## start EXTRACTED RECORDS

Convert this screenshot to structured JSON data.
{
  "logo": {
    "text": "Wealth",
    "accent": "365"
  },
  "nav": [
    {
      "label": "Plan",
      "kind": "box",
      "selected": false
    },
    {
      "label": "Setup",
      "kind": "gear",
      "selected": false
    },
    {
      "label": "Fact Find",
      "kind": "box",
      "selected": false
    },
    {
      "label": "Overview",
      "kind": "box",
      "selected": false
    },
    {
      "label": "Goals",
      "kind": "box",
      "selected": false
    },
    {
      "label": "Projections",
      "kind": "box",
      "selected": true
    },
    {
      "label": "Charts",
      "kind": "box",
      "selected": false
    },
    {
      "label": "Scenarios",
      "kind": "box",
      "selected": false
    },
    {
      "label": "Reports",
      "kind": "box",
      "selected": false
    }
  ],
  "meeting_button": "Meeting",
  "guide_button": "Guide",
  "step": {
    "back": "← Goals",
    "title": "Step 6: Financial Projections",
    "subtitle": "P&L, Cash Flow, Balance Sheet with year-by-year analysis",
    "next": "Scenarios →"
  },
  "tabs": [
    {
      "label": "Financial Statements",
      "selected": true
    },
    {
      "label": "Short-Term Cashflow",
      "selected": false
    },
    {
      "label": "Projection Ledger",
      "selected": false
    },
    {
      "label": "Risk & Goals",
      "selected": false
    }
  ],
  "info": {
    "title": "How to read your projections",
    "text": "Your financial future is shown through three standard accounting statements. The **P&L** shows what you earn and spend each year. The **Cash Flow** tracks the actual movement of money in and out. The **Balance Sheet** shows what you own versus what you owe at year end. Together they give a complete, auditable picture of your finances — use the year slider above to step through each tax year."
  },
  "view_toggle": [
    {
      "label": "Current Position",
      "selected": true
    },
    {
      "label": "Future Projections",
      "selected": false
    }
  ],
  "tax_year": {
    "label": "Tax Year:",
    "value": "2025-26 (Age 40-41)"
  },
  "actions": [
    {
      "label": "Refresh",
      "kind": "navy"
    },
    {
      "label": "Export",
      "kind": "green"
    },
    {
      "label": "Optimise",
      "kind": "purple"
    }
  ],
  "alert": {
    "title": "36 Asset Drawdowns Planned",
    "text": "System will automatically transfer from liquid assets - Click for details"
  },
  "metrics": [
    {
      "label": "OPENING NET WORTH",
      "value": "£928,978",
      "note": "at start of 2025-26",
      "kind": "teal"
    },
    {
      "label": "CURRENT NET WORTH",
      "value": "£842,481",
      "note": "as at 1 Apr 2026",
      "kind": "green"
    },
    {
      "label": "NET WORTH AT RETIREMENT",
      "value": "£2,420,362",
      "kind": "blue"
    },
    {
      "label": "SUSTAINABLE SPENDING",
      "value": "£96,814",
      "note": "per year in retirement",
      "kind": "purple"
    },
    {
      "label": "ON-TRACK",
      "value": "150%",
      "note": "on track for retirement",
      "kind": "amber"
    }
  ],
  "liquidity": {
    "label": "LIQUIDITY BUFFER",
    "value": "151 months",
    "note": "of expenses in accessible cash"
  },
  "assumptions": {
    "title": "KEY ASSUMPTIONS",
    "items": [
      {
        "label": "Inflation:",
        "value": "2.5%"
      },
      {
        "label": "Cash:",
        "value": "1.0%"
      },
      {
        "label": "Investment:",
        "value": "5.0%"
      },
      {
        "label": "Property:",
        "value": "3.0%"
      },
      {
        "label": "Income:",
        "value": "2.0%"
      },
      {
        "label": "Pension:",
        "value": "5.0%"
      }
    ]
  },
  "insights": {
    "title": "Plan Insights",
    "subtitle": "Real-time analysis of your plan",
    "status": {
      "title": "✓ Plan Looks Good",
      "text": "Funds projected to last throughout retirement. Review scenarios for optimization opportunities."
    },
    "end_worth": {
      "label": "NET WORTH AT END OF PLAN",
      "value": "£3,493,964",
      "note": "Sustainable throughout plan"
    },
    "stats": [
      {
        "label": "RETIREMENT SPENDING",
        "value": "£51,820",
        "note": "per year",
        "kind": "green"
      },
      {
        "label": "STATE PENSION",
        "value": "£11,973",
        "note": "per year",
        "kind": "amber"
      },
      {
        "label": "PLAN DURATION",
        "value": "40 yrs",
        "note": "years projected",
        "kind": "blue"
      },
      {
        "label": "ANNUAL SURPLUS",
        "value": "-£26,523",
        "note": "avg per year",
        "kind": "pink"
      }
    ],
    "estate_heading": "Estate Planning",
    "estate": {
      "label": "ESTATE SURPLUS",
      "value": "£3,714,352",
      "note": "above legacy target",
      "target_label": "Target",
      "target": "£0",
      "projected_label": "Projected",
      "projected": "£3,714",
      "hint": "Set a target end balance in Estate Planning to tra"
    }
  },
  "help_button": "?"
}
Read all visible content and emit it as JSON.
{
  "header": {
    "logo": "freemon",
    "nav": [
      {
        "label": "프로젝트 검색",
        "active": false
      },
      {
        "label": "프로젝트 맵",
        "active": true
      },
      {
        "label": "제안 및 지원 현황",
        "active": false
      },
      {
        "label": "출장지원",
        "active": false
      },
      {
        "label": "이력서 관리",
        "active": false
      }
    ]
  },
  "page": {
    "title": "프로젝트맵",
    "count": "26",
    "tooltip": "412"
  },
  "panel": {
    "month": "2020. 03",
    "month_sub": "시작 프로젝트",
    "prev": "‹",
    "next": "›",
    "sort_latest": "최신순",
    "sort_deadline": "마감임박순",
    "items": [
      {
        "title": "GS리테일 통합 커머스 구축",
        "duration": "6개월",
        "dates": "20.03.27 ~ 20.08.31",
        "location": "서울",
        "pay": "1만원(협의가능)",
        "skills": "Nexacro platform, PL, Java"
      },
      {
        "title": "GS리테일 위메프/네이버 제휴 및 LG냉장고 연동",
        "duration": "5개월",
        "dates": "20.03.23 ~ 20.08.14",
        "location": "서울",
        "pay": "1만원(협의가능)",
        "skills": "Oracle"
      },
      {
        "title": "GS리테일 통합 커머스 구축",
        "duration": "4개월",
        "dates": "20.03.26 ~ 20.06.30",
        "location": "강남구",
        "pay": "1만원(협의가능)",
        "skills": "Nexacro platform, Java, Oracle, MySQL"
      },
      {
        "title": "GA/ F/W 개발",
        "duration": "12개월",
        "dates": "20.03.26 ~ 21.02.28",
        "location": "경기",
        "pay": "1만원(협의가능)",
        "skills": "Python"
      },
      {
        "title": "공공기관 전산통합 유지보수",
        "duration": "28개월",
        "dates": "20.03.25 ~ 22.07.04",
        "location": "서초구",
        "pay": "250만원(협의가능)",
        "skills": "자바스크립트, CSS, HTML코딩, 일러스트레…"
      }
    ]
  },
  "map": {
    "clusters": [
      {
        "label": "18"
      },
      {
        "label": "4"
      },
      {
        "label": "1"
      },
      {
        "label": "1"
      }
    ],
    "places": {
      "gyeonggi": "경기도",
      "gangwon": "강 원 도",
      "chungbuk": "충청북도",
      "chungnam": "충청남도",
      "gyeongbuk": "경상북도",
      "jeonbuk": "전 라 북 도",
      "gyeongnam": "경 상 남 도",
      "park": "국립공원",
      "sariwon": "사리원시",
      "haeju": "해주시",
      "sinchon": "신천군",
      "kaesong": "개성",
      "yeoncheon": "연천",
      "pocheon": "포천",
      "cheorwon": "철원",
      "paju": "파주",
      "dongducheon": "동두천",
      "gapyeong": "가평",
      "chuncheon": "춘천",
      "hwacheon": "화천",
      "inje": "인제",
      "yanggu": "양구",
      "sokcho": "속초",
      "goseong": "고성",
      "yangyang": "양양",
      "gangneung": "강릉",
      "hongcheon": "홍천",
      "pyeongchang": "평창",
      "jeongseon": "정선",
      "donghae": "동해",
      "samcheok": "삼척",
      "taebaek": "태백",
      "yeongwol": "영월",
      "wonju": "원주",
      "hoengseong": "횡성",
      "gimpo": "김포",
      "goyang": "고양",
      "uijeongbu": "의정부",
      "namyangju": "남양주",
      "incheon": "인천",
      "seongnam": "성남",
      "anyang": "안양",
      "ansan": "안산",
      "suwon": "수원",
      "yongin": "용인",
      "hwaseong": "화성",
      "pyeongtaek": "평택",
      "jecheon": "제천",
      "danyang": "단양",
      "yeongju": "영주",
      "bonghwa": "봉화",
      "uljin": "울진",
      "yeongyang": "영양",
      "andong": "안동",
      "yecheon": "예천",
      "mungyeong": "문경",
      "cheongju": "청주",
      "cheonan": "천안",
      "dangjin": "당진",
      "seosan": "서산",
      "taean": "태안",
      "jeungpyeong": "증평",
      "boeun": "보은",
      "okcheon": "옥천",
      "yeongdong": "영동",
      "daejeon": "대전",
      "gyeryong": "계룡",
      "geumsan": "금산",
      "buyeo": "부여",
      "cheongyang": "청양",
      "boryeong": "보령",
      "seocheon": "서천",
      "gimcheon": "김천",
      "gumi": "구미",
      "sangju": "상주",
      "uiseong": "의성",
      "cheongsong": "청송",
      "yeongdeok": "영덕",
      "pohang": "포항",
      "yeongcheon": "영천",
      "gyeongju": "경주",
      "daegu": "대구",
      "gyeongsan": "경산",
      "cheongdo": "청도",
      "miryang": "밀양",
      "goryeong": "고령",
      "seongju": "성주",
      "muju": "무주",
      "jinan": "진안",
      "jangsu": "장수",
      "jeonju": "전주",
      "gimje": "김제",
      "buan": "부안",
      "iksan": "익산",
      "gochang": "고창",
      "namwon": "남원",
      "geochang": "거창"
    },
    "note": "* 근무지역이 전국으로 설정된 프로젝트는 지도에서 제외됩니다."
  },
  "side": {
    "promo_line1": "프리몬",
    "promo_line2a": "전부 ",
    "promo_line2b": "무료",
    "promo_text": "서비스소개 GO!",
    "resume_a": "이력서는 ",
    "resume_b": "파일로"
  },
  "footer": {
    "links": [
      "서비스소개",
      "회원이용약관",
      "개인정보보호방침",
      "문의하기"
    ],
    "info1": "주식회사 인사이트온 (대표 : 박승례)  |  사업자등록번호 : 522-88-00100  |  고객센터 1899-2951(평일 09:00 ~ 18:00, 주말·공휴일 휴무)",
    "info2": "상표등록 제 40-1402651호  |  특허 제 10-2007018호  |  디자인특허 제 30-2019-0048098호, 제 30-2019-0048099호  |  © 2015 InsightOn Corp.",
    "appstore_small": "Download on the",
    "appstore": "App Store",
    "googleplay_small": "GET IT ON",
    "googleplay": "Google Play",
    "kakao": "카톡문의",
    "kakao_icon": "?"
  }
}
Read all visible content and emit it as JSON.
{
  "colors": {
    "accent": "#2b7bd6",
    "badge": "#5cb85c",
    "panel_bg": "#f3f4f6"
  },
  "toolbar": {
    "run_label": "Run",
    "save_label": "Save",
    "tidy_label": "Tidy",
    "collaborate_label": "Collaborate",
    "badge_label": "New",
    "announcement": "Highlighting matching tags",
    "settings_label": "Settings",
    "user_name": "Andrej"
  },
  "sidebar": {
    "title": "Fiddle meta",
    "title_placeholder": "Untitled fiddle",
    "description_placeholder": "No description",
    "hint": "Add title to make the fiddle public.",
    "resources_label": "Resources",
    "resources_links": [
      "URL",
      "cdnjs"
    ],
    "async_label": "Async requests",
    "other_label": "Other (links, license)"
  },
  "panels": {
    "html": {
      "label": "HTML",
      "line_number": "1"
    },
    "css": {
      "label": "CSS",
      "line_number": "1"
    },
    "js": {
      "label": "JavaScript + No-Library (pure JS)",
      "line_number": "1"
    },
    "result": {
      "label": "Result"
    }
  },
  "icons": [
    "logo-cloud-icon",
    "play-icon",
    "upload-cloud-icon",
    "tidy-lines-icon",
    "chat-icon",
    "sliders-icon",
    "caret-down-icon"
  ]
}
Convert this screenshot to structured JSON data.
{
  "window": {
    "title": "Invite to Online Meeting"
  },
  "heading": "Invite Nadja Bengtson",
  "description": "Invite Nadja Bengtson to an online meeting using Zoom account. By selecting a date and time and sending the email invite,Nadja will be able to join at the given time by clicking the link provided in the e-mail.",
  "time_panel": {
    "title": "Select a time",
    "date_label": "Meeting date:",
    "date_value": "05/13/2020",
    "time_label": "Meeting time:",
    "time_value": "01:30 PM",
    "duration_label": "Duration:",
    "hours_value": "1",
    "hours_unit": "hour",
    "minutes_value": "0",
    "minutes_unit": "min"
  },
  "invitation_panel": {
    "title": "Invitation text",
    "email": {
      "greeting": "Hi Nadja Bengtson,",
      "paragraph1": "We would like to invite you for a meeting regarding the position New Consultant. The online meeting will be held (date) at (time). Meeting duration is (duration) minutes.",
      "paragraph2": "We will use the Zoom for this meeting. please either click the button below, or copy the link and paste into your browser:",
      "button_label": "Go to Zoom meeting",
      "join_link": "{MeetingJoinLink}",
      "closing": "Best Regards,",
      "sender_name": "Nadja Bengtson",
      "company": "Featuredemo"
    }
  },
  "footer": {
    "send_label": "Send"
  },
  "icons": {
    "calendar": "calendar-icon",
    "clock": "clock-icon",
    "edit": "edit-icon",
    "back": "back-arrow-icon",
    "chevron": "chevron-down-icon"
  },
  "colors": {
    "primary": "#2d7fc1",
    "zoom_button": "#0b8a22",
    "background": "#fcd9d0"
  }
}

## end EXTRACTED RECORDS

Gather all lines where the word "subtitle" appears.

FULL RESPONSE:
    "subtitle": "P&L, Cash Flow, Balance Sheet with year-by-year analysis",
    "subtitle": "Real-time analysis of your plan",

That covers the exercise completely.